** START OF Task input **

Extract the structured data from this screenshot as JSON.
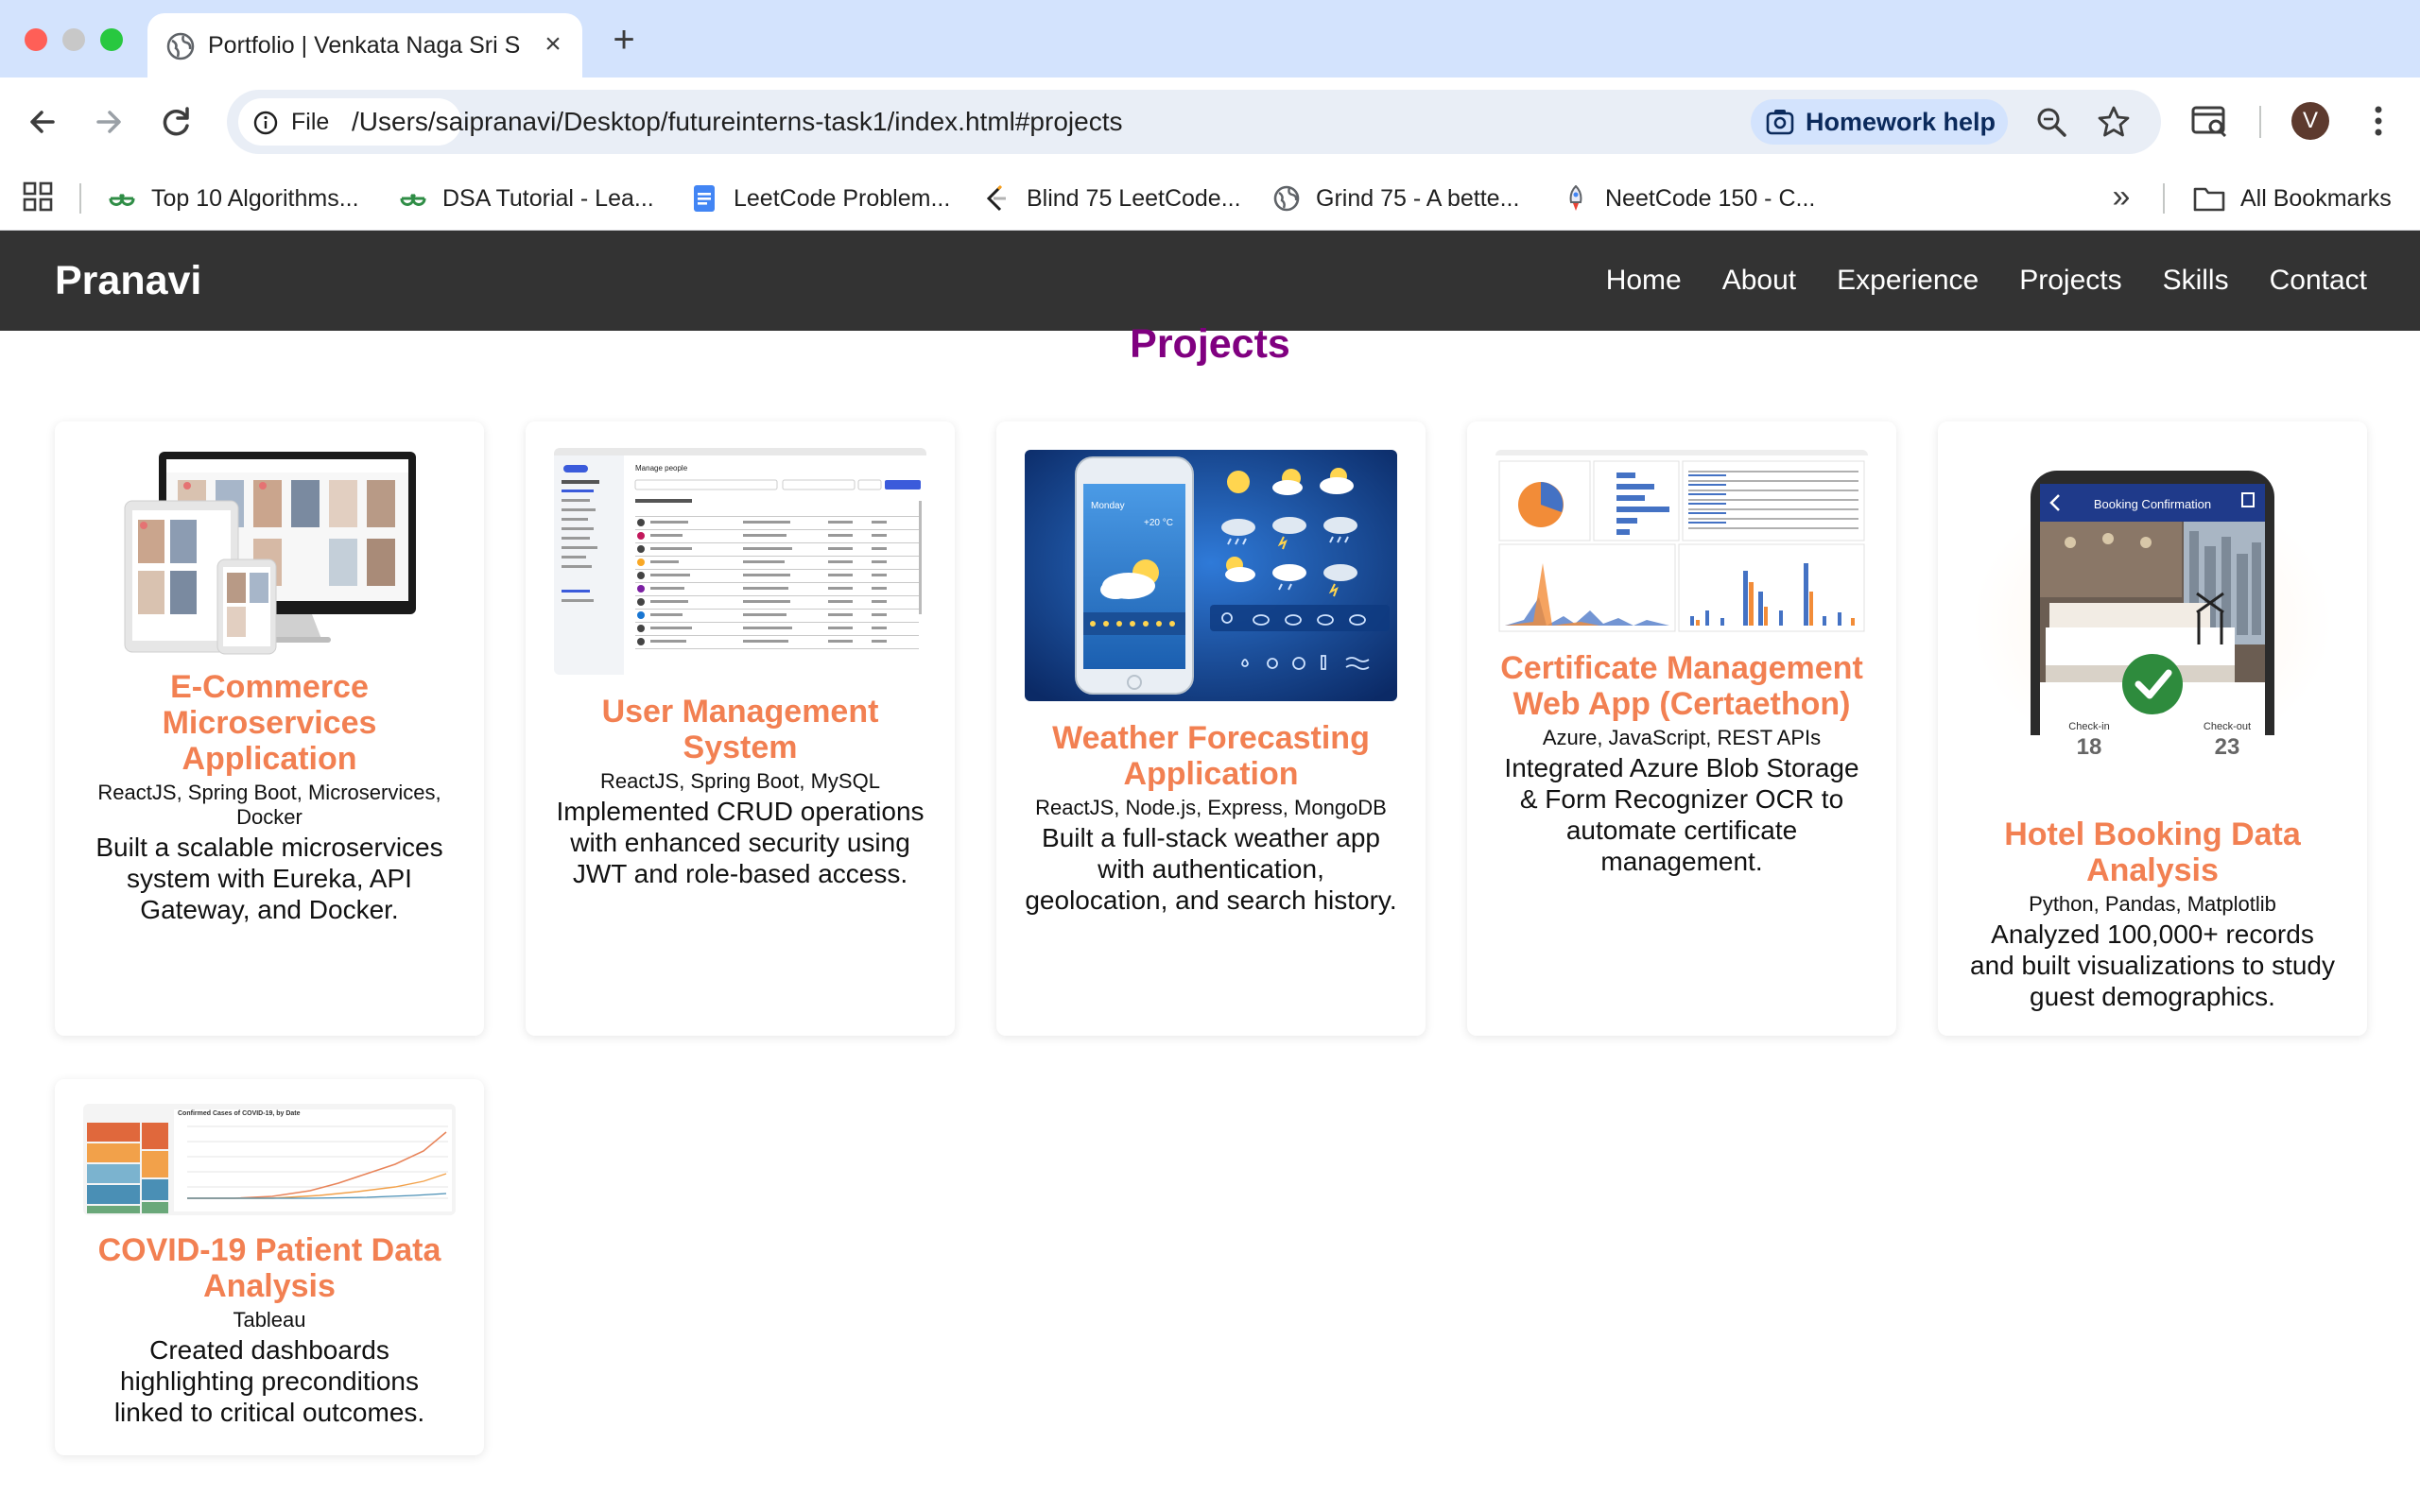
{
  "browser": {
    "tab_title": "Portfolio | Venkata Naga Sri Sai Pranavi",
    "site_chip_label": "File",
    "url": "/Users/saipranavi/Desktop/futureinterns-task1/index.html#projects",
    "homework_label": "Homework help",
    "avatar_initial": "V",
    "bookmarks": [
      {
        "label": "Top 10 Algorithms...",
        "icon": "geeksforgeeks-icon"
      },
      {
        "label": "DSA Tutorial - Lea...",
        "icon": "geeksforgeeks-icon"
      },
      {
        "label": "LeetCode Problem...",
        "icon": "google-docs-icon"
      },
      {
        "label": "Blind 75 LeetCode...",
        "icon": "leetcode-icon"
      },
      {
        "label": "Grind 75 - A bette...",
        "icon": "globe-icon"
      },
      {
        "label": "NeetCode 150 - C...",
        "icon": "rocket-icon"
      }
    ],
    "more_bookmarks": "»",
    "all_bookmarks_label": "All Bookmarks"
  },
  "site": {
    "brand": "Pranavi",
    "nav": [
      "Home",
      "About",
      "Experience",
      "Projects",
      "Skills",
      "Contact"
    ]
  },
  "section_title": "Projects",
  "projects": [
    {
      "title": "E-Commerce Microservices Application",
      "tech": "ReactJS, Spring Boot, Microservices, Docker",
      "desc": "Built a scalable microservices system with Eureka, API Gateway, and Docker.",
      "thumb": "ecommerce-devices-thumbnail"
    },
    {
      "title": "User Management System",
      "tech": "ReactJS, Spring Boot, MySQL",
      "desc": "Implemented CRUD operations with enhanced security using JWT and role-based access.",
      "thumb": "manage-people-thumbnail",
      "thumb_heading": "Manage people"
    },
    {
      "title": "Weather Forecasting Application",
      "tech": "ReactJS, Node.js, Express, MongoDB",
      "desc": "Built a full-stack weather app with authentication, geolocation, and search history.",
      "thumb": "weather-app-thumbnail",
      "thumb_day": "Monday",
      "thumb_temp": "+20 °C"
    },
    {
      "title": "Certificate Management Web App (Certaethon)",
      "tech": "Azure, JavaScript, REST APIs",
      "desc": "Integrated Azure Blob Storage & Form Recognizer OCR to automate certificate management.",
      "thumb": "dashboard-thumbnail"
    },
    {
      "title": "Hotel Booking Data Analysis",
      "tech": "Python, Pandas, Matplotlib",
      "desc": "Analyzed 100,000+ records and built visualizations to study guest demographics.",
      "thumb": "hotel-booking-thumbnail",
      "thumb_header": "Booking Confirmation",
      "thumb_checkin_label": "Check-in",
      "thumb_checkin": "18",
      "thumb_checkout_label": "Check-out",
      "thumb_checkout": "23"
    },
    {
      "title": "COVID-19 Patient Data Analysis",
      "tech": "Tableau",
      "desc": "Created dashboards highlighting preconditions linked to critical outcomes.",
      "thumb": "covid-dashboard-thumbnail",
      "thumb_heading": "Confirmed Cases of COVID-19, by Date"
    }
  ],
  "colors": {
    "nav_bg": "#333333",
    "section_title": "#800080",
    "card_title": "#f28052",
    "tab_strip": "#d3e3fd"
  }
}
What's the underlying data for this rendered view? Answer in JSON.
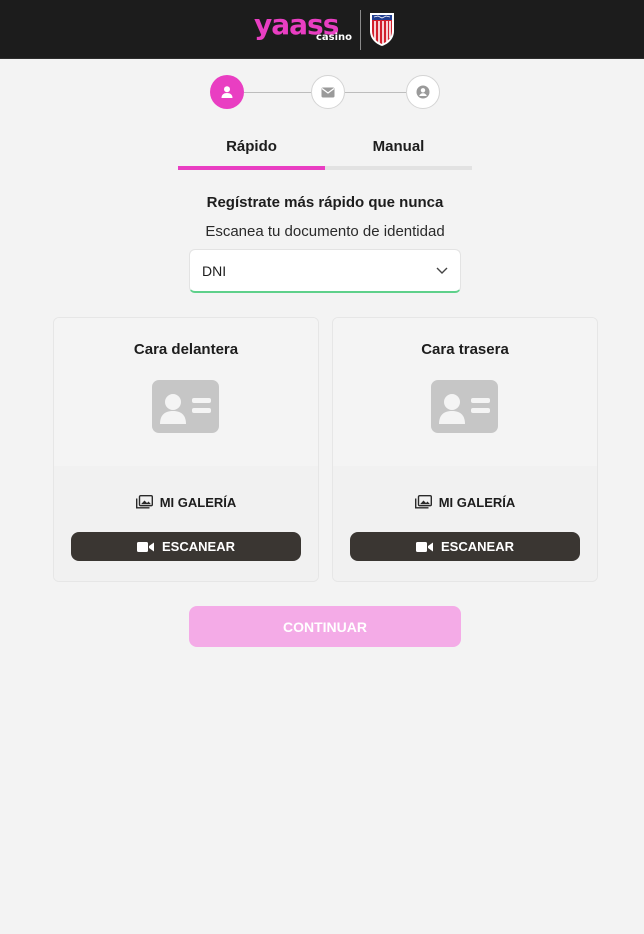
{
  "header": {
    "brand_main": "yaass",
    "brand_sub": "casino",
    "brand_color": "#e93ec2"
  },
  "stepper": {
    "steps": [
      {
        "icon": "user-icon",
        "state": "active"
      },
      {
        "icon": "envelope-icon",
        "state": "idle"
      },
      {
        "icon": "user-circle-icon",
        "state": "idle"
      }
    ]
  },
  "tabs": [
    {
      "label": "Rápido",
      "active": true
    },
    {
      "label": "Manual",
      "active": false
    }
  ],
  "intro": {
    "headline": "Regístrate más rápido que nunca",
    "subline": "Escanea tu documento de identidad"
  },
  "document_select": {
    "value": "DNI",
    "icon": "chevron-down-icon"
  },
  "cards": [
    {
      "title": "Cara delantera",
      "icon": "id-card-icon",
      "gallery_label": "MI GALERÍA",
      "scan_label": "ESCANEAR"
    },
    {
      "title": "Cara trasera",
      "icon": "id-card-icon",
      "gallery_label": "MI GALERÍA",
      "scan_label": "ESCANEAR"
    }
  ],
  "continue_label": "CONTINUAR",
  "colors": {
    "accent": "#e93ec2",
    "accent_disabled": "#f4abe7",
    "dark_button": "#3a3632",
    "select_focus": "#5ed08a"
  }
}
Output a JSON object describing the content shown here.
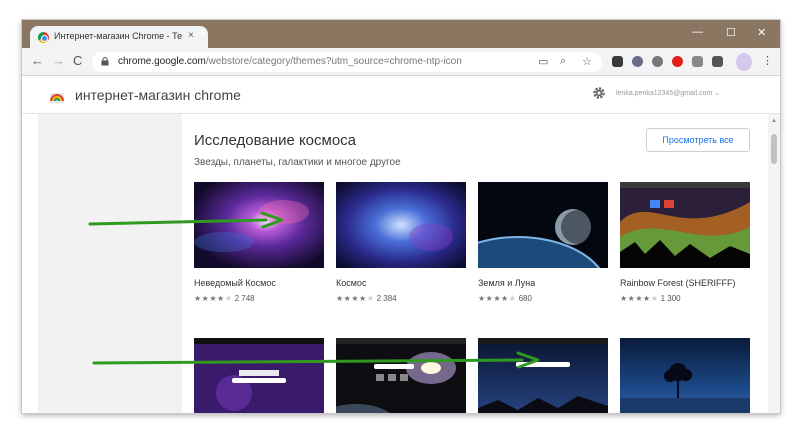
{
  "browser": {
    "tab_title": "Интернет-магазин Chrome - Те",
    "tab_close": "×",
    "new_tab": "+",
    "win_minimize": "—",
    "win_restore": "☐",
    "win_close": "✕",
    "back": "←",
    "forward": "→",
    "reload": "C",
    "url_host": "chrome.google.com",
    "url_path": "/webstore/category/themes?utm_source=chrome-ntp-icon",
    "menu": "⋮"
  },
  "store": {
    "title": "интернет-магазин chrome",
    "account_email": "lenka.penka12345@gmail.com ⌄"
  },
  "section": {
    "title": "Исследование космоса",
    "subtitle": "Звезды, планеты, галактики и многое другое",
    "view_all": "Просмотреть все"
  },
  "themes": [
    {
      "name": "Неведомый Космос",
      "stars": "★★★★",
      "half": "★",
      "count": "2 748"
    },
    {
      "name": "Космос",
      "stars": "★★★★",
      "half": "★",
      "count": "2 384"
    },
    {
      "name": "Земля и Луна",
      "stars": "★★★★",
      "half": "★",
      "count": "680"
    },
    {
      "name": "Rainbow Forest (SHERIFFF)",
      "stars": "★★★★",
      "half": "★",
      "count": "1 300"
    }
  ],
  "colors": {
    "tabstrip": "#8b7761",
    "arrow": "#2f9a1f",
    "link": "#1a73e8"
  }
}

** END OF Task input **

### Task goal:
Reproduce each line exactly as it appears, omitting the pictures.

### The answer:
Extract the structured data from this screenshot as JSON.
{
  "browser": {
    "tab_title": "Portfolio | Venkata Naga Sri Sai Pranavi",
    "site_chip_label": "File",
    "url": "/Users/saipranavi/Desktop/futureinterns-task1/index.html#projects",
    "homework_label": "Homework help",
    "avatar_initial": "V",
    "bookmarks": [
      {
        "label": "Top 10 Algorithms...",
        "icon": "geeksforgeeks-icon"
      },
      {
        "label": "DSA Tutorial - Lea...",
        "icon": "geeksforgeeks-icon"
      },
      {
        "label": "LeetCode Problem...",
        "icon": "google-docs-icon"
      },
      {
        "label": "Blind 75 LeetCode...",
        "icon": "leetcode-icon"
      },
      {
        "label": "Grind 75 - A bette...",
        "icon": "globe-icon"
      },
      {
        "label": "NeetCode 150 - C...",
        "icon": "rocket-icon"
      }
    ],
    "more_bookmarks": "»",
    "all_bookmarks_label": "All Bookmarks"
  },
  "site": {
    "brand": "Pranavi",
    "nav": [
      "Home",
      "About",
      "Experience",
      "Projects",
      "Skills",
      "Contact"
    ]
  },
  "section_title": "Projects",
  "projects": [
    {
      "title": "E-Commerce Microservices Application",
      "tech": "ReactJS, Spring Boot, Microservices, Docker",
      "desc": "Built a scalable microservices system with Eureka, API Gateway, and Docker.",
      "thumb": "ecommerce-devices-thumbnail"
    },
    {
      "title": "User Management System",
      "tech": "ReactJS, Spring Boot, MySQL",
      "desc": "Implemented CRUD operations with enhanced security using JWT and role-based access.",
      "thumb": "manage-people-thumbnail",
      "thumb_heading": "Manage people"
    },
    {
      "title": "Weather Forecasting Application",
      "tech": "ReactJS, Node.js, Express, MongoDB",
      "desc": "Built a full-stack weather app with authentication, geolocation, and search history.",
      "thumb": "weather-app-thumbnail",
      "thumb_day": "Monday",
      "thumb_temp": "+20 °C"
    },
    {
      "title": "Certificate Management Web App (Certaethon)",
      "tech": "Azure, JavaScript, REST APIs",
      "desc": "Integrated Azure Blob Storage & Form Recognizer OCR to automate certificate management.",
      "thumb": "dashboard-thumbnail"
    },
    {
      "title": "Hotel Booking Data Analysis",
      "tech": "Python, Pandas, Matplotlib",
      "desc": "Analyzed 100,000+ records and built visualizations to study guest demographics.",
      "thumb": "hotel-booking-thumbnail",
      "thumb_header": "Booking Confirmation",
      "thumb_checkin_label": "Check-in",
      "thumb_checkin": "18",
      "thumb_checkout_label": "Check-out",
      "thumb_checkout": "23"
    },
    {
      "title": "COVID-19 Patient Data Analysis",
      "tech": "Tableau",
      "desc": "Created dashboards highlighting preconditions linked to critical outcomes.",
      "thumb": "covid-dashboard-thumbnail",
      "thumb_heading": "Confirmed Cases of COVID-19, by Date"
    }
  ],
  "colors": {
    "nav_bg": "#333333",
    "section_title": "#800080",
    "card_title": "#f28052",
    "tab_strip": "#d3e3fd"
  }
}
What's the underlying data for this rendered view? Answer in JSON.
{
  "header": {
    "brand_main": "yaass",
    "brand_sub": "casino",
    "brand_color": "#e93ec2"
  },
  "stepper": {
    "steps": [
      {
        "icon": "user-icon",
        "state": "active"
      },
      {
        "icon": "envelope-icon",
        "state": "idle"
      },
      {
        "icon": "user-circle-icon",
        "state": "idle"
      }
    ]
  },
  "tabs": [
    {
      "label": "Rápido",
      "active": true
    },
    {
      "label": "Manual",
      "active": false
    }
  ],
  "intro": {
    "headline": "Regístrate más rápido que nunca",
    "subline": "Escanea tu documento de identidad"
  },
  "document_select": {
    "value": "DNI",
    "icon": "chevron-down-icon"
  },
  "cards": [
    {
      "title": "Cara delantera",
      "icon": "id-card-icon",
      "gallery_label": "MI GALERÍA",
      "scan_label": "ESCANEAR"
    },
    {
      "title": "Cara trasera",
      "icon": "id-card-icon",
      "gallery_label": "MI GALERÍA",
      "scan_label": "ESCANEAR"
    }
  ],
  "continue_label": "CONTINUAR",
  "colors": {
    "accent": "#e93ec2",
    "accent_disabled": "#f4abe7",
    "dark_button": "#3a3632",
    "select_focus": "#5ed08a"
  }
}
Output a JSON object describing the content shown here.
{
  "browser": {
    "tab_title": "Интернет-магазин Chrome - Те",
    "tab_close": "×",
    "new_tab": "+",
    "win_minimize": "—",
    "win_restore": "☐",
    "win_close": "✕",
    "back": "←",
    "forward": "→",
    "reload": "C",
    "url_host": "chrome.google.com",
    "url_path": "/webstore/category/themes?utm_source=chrome-ntp-icon",
    "menu": "⋮"
  },
  "store": {
    "title": "интернет-магазин chrome",
    "account_email": "lenka.penka12345@gmail.com ⌄"
  },
  "section": {
    "title": "Исследование космоса",
    "subtitle": "Звезды, планеты, галактики и многое другое",
    "view_all": "Просмотреть все"
  },
  "themes": [
    {
      "name": "Неведомый Космос",
      "stars": "★★★★",
      "half": "★",
      "count": "2 748"
    },
    {
      "name": "Космос",
      "stars": "★★★★",
      "half": "★",
      "count": "2 384"
    },
    {
      "name": "Земля и Луна",
      "stars": "★★★★",
      "half": "★",
      "count": "680"
    },
    {
      "name": "Rainbow Forest (SHERIFFF)",
      "stars": "★★★★",
      "half": "★",
      "count": "1 300"
    }
  ],
  "colors": {
    "tabstrip": "#8b7761",
    "arrow": "#2f9a1f",
    "link": "#1a73e8"
  }
}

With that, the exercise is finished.